● PROMPT
Copy out the data exactly, leaving the pictures behind.

● MATERIAL FOR THIS EXERCISE
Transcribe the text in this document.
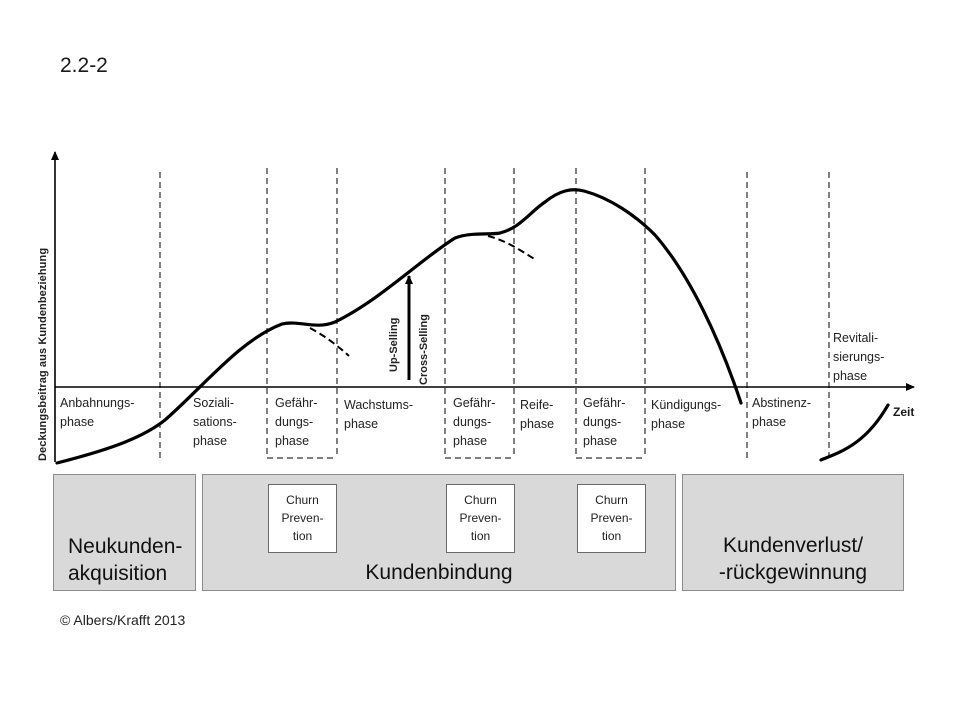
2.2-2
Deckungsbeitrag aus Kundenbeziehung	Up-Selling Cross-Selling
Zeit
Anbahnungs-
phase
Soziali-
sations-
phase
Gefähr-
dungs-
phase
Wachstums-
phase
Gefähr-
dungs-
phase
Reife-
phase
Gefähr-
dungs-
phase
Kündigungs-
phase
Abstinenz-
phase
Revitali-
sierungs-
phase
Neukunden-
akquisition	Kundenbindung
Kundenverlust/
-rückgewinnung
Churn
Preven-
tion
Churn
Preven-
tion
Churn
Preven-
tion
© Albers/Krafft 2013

● WRITTEN SOLUTION
Transcribe the text in this document.
2.2-2
Deckungsbeitrag aus Kundenbeziehung	Up-Selling Cross-Selling
Zeit
Anbahnungs-
phase
Soziali-
sations-
phase
Gefähr-
dungs-
phase
Wachstums-
phase
Gefähr-
dungs-
phase
Reife-
phase
Gefähr-
dungs-
phase
Kündigungs-
phase
Abstinenz-
phase
Revitali-
sierungs-
phase
Neukunden-
akquisition	Kundenbindung
Kundenverlust/
-rückgewinnung
Churn
Preven-
tion
Churn
Preven-
tion
Churn
Preven-
tion
© Albers/Krafft 2013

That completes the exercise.